• TO BE DONE: Give as output the line that contains "What does this", followed by every remaining line of the entries, unchanged and with nothing added.

• EXTRACTED MATERIAL:

++++++++++

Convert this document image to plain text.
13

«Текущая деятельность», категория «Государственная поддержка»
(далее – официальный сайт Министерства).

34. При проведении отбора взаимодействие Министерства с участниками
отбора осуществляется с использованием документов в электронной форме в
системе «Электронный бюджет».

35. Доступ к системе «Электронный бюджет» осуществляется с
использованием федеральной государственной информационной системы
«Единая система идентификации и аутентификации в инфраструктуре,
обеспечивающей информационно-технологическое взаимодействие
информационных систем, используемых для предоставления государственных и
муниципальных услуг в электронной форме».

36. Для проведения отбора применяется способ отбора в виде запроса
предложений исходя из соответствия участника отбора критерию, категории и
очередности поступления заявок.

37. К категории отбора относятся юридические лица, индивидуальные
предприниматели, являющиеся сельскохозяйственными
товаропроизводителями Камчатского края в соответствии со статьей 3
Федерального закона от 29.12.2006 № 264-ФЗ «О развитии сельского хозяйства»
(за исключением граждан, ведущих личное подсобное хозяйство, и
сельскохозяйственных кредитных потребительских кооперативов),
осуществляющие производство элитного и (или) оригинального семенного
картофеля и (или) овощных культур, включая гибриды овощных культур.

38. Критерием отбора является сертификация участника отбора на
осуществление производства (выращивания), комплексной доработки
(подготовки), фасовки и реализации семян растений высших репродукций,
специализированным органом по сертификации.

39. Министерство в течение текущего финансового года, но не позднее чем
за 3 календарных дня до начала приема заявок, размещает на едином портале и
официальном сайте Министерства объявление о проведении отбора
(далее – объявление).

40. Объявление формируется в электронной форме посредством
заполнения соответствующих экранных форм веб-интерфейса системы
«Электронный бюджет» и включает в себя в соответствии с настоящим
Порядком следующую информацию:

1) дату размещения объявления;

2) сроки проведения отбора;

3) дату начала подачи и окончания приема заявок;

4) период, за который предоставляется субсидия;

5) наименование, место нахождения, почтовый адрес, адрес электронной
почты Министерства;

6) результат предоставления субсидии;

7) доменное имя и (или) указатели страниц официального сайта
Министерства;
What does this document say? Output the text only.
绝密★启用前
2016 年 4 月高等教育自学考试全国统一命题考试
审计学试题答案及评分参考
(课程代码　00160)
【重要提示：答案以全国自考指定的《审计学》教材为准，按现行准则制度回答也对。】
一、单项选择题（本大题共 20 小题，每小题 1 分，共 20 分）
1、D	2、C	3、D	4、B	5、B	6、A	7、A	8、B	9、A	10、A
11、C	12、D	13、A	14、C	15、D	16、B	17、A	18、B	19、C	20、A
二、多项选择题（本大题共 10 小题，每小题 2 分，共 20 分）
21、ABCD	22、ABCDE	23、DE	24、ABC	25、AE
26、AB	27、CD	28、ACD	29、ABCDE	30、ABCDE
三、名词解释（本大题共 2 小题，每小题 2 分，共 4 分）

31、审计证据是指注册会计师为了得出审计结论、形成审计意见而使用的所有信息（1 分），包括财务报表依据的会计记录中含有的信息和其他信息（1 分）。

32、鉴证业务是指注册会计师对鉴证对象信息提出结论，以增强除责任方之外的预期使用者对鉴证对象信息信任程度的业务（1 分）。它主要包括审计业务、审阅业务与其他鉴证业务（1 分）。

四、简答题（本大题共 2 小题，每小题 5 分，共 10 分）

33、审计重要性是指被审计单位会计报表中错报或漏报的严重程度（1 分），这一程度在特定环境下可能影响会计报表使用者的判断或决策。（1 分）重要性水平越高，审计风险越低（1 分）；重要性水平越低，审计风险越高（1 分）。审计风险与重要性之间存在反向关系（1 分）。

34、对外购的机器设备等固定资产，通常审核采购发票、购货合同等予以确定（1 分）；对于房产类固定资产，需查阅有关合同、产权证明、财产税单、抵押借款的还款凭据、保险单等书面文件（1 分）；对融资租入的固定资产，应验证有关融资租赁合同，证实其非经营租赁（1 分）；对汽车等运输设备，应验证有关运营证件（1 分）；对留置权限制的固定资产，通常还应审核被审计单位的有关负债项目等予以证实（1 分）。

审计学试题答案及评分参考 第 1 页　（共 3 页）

++++++++++

• RESULT FOR THIS TASK:
What does this document say? Output the text only.
绝密★启用前
2016 年 4 月高等教育自学考试全国统一命题考试
审计学试题答案及评分参考
(课程代码　00160)
【重要提示：答案以全国自考指定的《审计学》教材为准，按现行准则制度回答也对。】
一、单项选择题（本大题共 20 小题，每小题 1 分，共 20 分）
1、D	2、C	3、D	4、B	5、B	6、A	7、A	8、B	9、A	10、A
11、C	12、D	13、A	14、C	15、D	16、B	17、A	18、B	19、C	20、A
二、多项选择题（本大题共 10 小题，每小题 2 分，共 20 分）
21、ABCD	22、ABCDE	23、DE	24、ABC	25、AE
26、AB	27、CD	28、ACD	29、ABCDE	30、ABCDE
三、名词解释（本大题共 2 小题，每小题 2 分，共 4 分）

31、审计证据是指注册会计师为了得出审计结论、形成审计意见而使用的所有信息（1 分），包括财务报表依据的会计记录中含有的信息和其他信息（1 分）。

32、鉴证业务是指注册会计师对鉴证对象信息提出结论，以增强除责任方之外的预期使用者对鉴证对象信息信任程度的业务（1 分）。它主要包括审计业务、审阅业务与其他鉴证业务（1 分）。

四、简答题（本大题共 2 小题，每小题 5 分，共 10 分）

33、审计重要性是指被审计单位会计报表中错报或漏报的严重程度（1 分），这一程度在特定环境下可能影响会计报表使用者的判断或决策。（1 分）重要性水平越高，审计风险越低（1 分）；重要性水平越低，审计风险越高（1 分）。审计风险与重要性之间存在反向关系（1 分）。

34、对外购的机器设备等固定资产，通常审核采购发票、购货合同等予以确定（1 分）；对于房产类固定资产，需查阅有关合同、产权证明、财产税单、抵押借款的还款凭据、保险单等书面文件（1 分）；对融资租入的固定资产，应验证有关融资租赁合同，证实其非经营租赁（1 分）；对汽车等运输设备，应验证有关运营证件（1 分）；对留置权限制的固定资产，通常还应审核被审计单位的有关负债项目等予以证实（1 分）。

审计学试题答案及评分参考 第 1 页　（共 3 页）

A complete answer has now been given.